Problem to solve: Give the count of lines that include the string "điểm". Add nothing to it.

Dataset content:
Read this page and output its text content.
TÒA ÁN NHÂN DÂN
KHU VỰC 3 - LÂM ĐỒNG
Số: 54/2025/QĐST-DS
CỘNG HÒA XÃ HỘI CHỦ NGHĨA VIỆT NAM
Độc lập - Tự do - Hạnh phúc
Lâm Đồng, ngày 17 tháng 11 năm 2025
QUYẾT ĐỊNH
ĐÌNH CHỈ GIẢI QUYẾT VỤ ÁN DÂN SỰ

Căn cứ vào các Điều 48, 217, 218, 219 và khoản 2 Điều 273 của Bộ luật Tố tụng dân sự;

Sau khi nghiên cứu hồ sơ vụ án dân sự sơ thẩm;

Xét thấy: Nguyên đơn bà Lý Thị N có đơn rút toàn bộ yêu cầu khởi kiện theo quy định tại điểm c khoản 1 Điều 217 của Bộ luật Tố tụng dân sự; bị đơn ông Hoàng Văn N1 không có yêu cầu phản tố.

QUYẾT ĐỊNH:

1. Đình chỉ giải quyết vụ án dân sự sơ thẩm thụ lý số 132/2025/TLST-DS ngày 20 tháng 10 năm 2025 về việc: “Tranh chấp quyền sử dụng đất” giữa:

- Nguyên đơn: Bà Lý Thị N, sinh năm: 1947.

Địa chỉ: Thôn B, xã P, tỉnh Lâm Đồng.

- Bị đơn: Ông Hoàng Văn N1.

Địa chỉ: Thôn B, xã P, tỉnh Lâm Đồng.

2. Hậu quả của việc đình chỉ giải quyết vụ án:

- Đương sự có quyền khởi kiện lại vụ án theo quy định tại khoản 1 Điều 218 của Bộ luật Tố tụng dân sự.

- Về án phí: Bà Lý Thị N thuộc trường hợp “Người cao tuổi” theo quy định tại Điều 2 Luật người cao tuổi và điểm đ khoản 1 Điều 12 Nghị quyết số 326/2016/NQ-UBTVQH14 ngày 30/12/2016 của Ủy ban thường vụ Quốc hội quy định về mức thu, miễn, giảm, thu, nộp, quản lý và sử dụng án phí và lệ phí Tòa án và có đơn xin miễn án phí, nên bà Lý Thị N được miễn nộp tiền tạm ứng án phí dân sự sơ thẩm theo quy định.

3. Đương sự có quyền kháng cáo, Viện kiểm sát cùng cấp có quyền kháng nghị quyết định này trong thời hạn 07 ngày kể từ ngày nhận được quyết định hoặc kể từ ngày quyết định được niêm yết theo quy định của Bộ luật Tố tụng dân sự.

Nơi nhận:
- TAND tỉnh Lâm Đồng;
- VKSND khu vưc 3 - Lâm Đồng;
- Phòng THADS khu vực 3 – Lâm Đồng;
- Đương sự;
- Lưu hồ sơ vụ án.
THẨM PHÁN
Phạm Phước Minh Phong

---

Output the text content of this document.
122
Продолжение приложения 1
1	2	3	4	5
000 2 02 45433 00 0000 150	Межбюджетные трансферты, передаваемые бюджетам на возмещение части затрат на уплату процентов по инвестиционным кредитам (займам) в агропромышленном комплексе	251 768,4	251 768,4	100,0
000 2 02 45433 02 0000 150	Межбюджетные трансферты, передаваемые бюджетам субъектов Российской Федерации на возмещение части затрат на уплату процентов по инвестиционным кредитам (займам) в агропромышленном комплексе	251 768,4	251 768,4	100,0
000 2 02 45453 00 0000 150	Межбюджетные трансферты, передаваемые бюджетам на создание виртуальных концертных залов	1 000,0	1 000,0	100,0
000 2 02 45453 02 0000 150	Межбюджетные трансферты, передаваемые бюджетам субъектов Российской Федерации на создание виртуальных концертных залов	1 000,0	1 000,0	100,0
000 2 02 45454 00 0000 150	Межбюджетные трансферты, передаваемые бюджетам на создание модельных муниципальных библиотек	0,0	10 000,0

Correct response: 2